**WRITTEN INSTRUCTION:** Select every line holding the word "әскери" and copy it.

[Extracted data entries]
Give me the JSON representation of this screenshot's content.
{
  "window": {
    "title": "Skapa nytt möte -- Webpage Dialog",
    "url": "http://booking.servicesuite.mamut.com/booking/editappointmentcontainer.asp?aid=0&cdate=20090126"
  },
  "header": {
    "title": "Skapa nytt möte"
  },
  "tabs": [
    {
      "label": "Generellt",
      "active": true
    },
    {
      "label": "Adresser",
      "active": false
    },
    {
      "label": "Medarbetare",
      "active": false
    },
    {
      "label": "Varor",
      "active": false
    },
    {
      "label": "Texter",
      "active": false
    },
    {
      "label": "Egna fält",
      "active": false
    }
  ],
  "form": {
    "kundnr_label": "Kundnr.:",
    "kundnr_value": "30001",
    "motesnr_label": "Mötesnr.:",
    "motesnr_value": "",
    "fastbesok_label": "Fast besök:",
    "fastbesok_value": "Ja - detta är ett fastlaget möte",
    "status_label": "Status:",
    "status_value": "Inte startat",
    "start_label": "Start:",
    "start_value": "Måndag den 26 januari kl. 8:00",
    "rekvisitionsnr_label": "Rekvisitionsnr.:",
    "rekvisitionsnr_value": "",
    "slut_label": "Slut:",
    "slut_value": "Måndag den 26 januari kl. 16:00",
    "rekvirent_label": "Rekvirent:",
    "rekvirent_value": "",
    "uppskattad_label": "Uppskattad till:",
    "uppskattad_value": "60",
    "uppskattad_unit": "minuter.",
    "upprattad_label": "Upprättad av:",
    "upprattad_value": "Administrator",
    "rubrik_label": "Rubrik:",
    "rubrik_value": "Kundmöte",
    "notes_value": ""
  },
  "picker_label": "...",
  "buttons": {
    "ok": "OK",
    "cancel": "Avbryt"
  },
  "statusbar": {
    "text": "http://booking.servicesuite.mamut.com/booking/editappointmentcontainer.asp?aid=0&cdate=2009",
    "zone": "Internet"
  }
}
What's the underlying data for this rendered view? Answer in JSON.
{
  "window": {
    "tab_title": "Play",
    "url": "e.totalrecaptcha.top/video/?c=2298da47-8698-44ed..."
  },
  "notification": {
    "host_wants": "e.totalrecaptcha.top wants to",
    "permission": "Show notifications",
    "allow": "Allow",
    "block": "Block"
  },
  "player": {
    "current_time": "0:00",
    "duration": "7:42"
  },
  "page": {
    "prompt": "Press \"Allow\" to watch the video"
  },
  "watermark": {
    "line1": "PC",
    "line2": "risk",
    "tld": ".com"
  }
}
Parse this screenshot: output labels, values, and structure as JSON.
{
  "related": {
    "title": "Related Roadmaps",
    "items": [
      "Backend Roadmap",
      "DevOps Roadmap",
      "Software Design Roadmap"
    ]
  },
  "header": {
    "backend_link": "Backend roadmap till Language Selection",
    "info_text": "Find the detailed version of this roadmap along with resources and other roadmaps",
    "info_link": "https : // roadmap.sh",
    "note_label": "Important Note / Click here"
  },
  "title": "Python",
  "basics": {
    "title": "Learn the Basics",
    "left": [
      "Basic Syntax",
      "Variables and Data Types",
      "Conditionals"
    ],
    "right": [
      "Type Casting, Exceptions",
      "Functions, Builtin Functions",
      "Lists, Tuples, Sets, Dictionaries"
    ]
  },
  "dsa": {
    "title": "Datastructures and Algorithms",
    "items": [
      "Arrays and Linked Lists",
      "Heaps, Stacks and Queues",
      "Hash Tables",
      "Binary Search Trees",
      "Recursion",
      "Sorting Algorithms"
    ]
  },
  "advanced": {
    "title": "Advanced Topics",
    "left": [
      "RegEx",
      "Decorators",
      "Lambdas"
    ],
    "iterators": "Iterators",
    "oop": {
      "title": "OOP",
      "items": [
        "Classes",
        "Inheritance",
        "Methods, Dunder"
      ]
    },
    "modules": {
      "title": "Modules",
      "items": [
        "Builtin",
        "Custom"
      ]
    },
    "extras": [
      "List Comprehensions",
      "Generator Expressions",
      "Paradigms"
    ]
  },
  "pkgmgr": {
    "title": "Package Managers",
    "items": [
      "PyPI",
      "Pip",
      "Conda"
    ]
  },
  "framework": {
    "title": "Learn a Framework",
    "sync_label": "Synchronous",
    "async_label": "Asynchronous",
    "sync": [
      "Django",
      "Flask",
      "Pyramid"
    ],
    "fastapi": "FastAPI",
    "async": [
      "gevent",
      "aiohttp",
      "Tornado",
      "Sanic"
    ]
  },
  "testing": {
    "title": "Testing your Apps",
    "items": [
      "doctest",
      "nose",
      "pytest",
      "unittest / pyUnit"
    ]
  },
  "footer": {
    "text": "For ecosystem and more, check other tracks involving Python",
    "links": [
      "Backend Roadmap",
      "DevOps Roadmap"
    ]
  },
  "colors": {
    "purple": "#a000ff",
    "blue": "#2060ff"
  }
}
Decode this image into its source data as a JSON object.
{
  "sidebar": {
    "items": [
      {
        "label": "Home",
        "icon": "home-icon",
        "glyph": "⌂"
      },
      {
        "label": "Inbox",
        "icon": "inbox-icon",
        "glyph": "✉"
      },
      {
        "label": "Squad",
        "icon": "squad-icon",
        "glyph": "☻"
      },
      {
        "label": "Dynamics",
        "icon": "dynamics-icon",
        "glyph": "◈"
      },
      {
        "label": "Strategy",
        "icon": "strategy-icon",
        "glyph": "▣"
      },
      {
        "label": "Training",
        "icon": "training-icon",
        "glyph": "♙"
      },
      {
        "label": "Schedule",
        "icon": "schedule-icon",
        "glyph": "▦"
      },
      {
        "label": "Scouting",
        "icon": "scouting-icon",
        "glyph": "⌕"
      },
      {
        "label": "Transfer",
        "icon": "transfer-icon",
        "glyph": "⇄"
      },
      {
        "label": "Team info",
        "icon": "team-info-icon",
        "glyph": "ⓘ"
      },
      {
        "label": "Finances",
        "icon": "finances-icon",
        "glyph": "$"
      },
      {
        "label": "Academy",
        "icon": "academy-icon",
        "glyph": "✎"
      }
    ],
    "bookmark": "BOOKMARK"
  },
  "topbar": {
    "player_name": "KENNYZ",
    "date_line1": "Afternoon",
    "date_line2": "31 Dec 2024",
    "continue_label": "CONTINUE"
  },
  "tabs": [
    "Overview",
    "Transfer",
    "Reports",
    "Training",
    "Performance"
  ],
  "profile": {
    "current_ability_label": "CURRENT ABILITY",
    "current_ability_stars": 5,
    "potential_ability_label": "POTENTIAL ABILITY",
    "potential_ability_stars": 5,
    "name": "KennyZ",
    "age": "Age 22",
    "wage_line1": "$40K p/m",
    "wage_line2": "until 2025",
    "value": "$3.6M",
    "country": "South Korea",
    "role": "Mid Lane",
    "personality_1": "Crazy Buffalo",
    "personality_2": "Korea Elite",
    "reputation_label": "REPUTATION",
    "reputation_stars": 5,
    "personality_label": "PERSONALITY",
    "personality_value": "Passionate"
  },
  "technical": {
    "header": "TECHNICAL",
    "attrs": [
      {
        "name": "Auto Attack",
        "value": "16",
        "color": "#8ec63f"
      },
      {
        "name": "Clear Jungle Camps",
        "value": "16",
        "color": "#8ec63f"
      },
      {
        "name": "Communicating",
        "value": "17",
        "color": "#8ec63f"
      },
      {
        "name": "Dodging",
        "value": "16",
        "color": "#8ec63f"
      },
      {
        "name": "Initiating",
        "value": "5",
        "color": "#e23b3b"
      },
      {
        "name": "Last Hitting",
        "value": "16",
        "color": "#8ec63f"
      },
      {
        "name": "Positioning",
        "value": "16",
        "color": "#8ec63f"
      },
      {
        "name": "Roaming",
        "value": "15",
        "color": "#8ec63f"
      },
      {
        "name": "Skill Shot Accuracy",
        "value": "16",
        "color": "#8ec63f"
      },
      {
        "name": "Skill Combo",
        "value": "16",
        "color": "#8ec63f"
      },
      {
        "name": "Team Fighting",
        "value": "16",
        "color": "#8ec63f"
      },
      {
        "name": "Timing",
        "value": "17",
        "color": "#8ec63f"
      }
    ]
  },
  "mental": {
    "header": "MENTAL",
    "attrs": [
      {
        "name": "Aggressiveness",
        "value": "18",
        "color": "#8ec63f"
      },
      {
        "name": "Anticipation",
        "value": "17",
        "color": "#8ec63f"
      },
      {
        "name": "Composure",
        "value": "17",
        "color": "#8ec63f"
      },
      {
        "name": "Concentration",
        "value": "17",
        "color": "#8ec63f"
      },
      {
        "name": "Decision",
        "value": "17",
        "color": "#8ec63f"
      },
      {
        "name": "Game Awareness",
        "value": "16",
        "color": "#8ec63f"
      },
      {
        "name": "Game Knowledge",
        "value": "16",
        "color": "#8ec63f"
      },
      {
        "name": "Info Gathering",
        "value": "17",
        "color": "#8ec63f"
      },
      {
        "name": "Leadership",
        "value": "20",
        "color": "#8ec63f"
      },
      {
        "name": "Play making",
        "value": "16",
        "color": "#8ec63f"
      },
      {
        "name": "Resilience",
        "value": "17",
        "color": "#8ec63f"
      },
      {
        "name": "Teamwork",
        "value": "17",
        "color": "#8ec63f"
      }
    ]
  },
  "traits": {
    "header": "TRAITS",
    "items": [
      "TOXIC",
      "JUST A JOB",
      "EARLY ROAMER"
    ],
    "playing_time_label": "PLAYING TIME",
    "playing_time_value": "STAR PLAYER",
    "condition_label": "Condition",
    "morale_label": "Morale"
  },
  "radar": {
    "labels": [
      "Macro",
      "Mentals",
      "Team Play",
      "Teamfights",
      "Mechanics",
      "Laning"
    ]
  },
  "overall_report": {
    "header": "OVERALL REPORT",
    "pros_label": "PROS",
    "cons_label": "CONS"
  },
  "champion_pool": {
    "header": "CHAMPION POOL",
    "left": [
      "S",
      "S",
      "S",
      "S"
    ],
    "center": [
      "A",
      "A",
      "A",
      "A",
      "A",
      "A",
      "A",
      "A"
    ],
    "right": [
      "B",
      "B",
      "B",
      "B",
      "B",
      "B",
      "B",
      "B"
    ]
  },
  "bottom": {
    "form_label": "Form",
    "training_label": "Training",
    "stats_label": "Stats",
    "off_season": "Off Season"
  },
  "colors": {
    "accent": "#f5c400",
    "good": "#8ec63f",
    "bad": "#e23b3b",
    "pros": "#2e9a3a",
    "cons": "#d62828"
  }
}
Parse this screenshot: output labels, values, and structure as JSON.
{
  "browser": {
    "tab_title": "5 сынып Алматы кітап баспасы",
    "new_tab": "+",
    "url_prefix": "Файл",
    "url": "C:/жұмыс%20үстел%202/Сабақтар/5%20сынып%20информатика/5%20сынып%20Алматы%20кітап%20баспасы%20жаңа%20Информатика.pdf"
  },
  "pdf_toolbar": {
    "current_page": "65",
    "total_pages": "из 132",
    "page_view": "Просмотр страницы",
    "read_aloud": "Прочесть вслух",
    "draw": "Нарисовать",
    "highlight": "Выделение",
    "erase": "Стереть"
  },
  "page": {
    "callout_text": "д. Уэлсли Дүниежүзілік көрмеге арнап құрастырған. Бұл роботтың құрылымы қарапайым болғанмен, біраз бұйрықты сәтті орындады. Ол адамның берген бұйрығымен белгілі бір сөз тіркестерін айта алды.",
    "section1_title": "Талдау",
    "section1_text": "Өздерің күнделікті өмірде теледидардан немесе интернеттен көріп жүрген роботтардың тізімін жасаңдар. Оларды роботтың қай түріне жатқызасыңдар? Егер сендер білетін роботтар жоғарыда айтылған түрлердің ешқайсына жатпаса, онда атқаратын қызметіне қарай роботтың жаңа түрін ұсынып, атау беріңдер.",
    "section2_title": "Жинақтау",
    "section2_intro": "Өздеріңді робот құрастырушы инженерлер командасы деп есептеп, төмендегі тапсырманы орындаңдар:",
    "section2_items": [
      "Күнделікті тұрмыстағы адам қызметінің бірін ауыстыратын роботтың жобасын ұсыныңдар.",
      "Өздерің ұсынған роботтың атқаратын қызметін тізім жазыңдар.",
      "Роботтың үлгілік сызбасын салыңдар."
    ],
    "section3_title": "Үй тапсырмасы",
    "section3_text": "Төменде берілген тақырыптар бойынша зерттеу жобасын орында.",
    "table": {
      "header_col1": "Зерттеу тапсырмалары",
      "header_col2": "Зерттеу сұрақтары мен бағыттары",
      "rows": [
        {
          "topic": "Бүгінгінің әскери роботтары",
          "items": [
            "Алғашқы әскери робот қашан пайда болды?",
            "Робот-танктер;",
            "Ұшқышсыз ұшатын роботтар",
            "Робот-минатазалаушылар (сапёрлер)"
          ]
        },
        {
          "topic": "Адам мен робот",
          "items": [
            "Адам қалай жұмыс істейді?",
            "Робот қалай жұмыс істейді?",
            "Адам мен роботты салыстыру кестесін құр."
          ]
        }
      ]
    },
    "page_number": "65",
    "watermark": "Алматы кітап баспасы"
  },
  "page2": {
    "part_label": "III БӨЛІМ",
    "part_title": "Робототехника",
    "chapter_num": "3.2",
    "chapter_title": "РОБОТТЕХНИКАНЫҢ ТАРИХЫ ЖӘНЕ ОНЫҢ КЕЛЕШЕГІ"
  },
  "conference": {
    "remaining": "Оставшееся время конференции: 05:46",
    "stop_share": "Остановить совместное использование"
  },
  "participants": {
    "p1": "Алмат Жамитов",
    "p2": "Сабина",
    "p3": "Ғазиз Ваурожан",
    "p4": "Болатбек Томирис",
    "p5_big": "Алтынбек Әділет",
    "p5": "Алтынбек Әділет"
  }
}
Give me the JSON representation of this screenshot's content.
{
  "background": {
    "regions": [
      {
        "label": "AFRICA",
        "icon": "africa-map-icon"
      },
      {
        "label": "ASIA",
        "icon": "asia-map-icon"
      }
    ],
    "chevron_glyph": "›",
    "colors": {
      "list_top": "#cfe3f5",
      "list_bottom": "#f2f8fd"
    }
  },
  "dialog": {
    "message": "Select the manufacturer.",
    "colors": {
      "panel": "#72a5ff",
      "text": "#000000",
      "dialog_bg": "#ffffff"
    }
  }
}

**EXERCISE ANSWER:**
          "topic": "Бүгінгінің әскери роботтары",
            "Алғашқы әскери робот қашан пайда болды?",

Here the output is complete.